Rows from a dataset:
--
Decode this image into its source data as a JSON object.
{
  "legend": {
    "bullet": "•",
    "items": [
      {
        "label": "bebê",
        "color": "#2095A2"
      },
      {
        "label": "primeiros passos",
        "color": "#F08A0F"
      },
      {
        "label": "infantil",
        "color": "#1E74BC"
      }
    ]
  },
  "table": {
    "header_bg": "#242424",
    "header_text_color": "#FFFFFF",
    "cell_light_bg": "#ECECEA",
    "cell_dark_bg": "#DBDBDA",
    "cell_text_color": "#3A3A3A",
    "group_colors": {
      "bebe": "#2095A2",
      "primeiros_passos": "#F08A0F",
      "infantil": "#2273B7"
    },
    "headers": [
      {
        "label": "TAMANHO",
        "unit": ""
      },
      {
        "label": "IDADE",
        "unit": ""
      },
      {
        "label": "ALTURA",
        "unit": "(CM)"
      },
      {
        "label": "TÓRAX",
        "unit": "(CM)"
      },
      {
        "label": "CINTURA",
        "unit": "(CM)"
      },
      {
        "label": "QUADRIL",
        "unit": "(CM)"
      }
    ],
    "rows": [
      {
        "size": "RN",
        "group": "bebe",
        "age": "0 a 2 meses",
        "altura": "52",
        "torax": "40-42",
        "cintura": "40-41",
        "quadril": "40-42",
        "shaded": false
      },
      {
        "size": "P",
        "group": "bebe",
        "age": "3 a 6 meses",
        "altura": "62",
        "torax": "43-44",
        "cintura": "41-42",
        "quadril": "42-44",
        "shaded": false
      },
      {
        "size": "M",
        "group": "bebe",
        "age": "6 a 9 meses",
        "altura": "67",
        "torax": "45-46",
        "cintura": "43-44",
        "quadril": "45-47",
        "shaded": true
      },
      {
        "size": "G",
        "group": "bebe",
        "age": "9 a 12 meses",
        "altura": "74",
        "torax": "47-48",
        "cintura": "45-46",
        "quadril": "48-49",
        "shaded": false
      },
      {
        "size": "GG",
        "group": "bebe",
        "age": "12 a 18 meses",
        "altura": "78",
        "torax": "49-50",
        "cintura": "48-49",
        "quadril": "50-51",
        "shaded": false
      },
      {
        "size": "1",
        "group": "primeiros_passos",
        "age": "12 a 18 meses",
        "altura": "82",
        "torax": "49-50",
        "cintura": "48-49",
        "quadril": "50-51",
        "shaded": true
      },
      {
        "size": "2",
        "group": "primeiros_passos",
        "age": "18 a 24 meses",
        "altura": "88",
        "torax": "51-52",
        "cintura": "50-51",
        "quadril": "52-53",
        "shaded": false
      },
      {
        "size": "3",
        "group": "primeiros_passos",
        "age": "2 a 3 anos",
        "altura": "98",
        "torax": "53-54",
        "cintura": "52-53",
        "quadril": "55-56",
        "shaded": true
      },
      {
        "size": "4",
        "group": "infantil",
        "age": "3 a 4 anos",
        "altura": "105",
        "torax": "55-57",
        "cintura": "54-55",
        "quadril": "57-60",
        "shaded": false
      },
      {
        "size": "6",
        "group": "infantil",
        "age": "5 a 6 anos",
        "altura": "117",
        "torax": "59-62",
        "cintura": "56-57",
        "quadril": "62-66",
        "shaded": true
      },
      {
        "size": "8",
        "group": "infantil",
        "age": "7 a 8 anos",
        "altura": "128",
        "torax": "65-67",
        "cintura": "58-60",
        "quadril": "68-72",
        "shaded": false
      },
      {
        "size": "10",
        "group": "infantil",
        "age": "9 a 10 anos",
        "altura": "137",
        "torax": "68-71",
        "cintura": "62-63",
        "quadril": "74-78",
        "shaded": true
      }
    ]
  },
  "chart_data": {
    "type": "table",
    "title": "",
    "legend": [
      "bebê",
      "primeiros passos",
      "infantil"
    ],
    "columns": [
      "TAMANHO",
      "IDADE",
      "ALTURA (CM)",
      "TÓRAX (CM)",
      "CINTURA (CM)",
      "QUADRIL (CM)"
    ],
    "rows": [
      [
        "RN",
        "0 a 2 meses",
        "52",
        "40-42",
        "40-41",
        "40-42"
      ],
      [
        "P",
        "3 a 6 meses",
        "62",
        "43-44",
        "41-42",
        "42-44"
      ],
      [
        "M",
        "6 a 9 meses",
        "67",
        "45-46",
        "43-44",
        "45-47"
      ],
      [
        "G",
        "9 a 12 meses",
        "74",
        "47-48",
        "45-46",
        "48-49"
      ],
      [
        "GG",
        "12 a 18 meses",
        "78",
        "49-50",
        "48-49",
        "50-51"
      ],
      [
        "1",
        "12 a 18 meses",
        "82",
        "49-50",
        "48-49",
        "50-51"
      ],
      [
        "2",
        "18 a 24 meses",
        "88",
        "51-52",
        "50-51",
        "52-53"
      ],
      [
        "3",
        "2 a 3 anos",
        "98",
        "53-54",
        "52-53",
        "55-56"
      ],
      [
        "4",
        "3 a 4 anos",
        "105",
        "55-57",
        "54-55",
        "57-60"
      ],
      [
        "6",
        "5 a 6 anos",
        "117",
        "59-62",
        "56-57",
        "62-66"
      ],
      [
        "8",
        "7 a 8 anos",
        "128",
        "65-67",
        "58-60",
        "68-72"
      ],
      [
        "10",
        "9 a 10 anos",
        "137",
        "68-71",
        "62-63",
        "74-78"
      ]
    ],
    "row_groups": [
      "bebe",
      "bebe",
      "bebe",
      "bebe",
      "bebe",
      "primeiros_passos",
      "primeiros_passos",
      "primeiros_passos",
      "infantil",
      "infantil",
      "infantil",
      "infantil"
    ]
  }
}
--
Exactly reproduce every line found in the records.

Decode this image into its source data as a JSON object.
{
  "legend": {
    "bullet": "•",
    "items": [
      {
        "label": "bebê",
        "color": "#2095A2"
      },
      {
        "label": "primeiros passos",
        "color": "#F08A0F"
      },
      {
        "label": "infantil",
        "color": "#1E74BC"
      }
    ]
  },
  "table": {
    "header_bg": "#242424",
    "header_text_color": "#FFFFFF",
    "cell_light_bg": "#ECECEA",
    "cell_dark_bg": "#DBDBDA",
    "cell_text_color": "#3A3A3A",
    "group_colors": {
      "bebe": "#2095A2",
      "primeiros_passos": "#F08A0F",
      "infantil": "#2273B7"
    },
    "headers": [
      {
        "label": "TAMANHO",
        "unit": ""
      },
      {
        "label": "IDADE",
        "unit": ""
      },
      {
        "label": "ALTURA",
        "unit": "(CM)"
      },
      {
        "label": "TÓRAX",
        "unit": "(CM)"
      },
      {
        "label": "CINTURA",
        "unit": "(CM)"
      },
      {
        "label": "QUADRIL",
        "unit": "(CM)"
      }
    ],
    "rows": [
      {
        "size": "RN",
        "group": "bebe",
        "age": "0 a 2 meses",
        "altura": "52",
        "torax": "40-42",
        "cintura": "40-41",
        "quadril": "40-42",
        "shaded": false
      },
      {
        "size": "P",
        "group": "bebe",
        "age": "3 a 6 meses",
        "altura": "62",
        "torax": "43-44",
        "cintura": "41-42",
        "quadril": "42-44",
        "shaded": false
      },
      {
        "size": "M",
        "group": "bebe",
        "age": "6 a 9 meses",
        "altura": "67",
        "torax": "45-46",
        "cintura": "43-44",
        "quadril": "45-47",
        "shaded": true
      },
      {
        "size": "G",
        "group": "bebe",
        "age": "9 a 12 meses",
        "altura": "74",
        "torax": "47-48",
        "cintura": "45-46",
        "quadril": "48-49",
        "shaded": false
      },
      {
        "size": "GG",
        "group": "bebe",
        "age": "12 a 18 meses",
        "altura": "78",
        "torax": "49-50",
        "cintura": "48-49",
        "quadril": "50-51",
        "shaded": false
      },
      {
        "size": "1",
        "group": "primeiros_passos",
        "age": "12 a 18 meses",
        "altura": "82",
        "torax": "49-50",
        "cintura": "48-49",
        "quadril": "50-51",
        "shaded": true
      },
      {
        "size": "2",
        "group": "primeiros_passos",
        "age": "18 a 24 meses",
        "altura": "88",
        "torax": "51-52",
        "cintura": "50-51",
        "quadril": "52-53",
        "shaded": false
      },
      {
        "size": "3",
        "group": "primeiros_passos",
        "age": "2 a 3 anos",
        "altura": "98",
        "torax": "53-54",
        "cintura": "52-53",
        "quadril": "55-56",
        "shaded": true
      },
      {
        "size": "4",
        "group": "infantil",
        "age": "3 a 4 anos",
        "altura": "105",
        "torax": "55-57",
        "cintura": "54-55",
        "quadril": "57-60",
        "shaded": false
      },
      {
        "size": "6",
        "group": "infantil",
        "age": "5 a 6 anos",
        "altura": "117",
        "torax": "59-62",
        "cintura": "56-57",
        "quadril": "62-66",
        "shaded": true
      },
      {
        "size": "8",
        "group": "infantil",
        "age": "7 a 8 anos",
        "altura": "128",
        "torax": "65-67",
        "cintura": "58-60",
        "quadril": "68-72",
        "shaded": false
      },
      {
        "size": "10",
        "group": "infantil",
        "age": "9 a 10 anos",
        "altura": "137",
        "torax": "68-71",
        "cintura": "62-63",
        "quadril": "74-78",
        "shaded": true
      }
    ]
  },
  "chart_data": {
    "type": "table",
    "title": "",
    "legend": [
      "bebê",
      "primeiros passos",
      "infantil"
    ],
    "columns": [
      "TAMANHO",
      "IDADE",
      "ALTURA (CM)",
      "TÓRAX (CM)",
      "CINTURA (CM)",
      "QUADRIL (CM)"
    ],
    "rows": [
      [
        "RN",
        "0 a 2 meses",
        "52",
        "40-42",
        "40-41",
        "40-42"
      ],
      [
        "P",
        "3 a 6 meses",
        "62",
        "43-44",
        "41-42",
        "42-44"
      ],
      [
        "M",
        "6 a 9 meses",
        "67",
        "45-46",
        "43-44",
        "45-47"
      ],
      [
        "G",
        "9 a 12 meses",
        "74",
        "47-48",
        "45-46",
        "48-49"
      ],
      [
        "GG",
        "12 a 18 meses",
        "78",
        "49-50",
        "48-49",
        "50-51"
      ],
      [
        "1",
        "12 a 18 meses",
        "82",
        "49-50",
        "48-49",
        "50-51"
      ],
      [
        "2",
        "18 a 24 meses",
        "88",
        "51-52",
        "50-51",
        "52-53"
      ],
      [
        "3",
        "2 a 3 anos",
        "98",
        "53-54",
        "52-53",
        "55-56"
      ],
      [
        "4",
        "3 a 4 anos",
        "105",
        "55-57",
        "54-55",
        "57-60"
      ],
      [
        "6",
        "5 a 6 anos",
        "117",
        "59-62",
        "56-57",
        "62-66"
      ],
      [
        "8",
        "7 a 8 anos",
        "128",
        "65-67",
        "58-60",
        "68-72"
      ],
      [
        "10",
        "9 a 10 anos",
        "137",
        "68-71",
        "62-63",
        "74-78"
      ]
    ],
    "row_groups": [
      "bebe",
      "bebe",
      "bebe",
      "bebe",
      "bebe",
      "primeiros_passos",
      "primeiros_passos",
      "primeiros_passos",
      "infantil",
      "infantil",
      "infantil",
      "infantil"
    ]
  }
}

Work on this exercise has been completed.